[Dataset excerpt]

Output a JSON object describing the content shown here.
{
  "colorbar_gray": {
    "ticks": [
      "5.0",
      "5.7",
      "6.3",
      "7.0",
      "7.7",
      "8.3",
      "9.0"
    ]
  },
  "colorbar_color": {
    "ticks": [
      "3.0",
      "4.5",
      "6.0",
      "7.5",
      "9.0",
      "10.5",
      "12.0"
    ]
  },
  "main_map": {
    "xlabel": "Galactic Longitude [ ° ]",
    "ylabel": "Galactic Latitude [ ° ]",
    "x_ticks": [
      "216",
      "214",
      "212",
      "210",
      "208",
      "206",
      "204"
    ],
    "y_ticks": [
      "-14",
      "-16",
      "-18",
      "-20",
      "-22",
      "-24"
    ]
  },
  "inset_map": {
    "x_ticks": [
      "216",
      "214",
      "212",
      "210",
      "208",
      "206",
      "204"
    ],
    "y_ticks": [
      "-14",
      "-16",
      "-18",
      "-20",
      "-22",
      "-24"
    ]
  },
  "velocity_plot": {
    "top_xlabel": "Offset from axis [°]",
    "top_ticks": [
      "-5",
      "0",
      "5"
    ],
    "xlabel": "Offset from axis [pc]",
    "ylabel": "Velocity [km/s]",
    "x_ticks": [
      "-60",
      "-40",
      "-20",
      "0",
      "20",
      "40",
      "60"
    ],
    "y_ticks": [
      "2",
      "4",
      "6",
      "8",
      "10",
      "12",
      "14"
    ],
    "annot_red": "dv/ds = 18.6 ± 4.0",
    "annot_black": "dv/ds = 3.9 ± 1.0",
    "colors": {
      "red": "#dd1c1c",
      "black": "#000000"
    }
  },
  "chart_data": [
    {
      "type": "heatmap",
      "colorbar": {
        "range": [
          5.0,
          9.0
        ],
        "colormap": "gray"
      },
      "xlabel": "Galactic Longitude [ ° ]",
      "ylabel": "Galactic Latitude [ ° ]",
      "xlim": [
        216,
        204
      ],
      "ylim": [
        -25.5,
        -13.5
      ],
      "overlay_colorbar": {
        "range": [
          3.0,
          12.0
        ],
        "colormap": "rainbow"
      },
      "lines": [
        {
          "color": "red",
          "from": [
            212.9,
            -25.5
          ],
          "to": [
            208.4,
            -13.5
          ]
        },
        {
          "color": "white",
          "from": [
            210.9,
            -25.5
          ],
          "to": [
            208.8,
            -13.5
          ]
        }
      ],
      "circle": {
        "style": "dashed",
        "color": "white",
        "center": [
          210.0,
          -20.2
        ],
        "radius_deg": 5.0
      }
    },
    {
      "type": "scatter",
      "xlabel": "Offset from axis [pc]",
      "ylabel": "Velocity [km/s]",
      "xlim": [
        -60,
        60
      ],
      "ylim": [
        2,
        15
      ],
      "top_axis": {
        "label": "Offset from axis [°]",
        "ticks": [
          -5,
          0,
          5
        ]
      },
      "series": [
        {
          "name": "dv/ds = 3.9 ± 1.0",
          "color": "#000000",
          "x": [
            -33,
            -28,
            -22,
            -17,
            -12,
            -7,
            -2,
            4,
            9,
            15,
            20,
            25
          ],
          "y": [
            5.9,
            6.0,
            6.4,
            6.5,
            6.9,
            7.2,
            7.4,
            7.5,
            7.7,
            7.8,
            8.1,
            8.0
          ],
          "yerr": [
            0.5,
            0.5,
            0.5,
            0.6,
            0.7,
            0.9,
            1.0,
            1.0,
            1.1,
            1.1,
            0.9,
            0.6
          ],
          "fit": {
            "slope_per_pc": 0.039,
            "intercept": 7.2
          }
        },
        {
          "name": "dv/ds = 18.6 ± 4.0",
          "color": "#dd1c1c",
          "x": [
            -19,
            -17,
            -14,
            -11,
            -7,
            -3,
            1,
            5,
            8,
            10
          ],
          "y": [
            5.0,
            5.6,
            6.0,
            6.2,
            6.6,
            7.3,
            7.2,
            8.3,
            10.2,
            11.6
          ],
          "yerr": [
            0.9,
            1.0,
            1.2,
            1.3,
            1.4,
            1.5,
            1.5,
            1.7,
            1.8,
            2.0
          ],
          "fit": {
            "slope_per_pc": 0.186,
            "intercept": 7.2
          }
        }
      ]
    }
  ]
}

**EXERCISE:**
Lines holding the word "Latitude" should be counted across the entries; state only how many there are.

**PROBLEM SOLUTION:**
2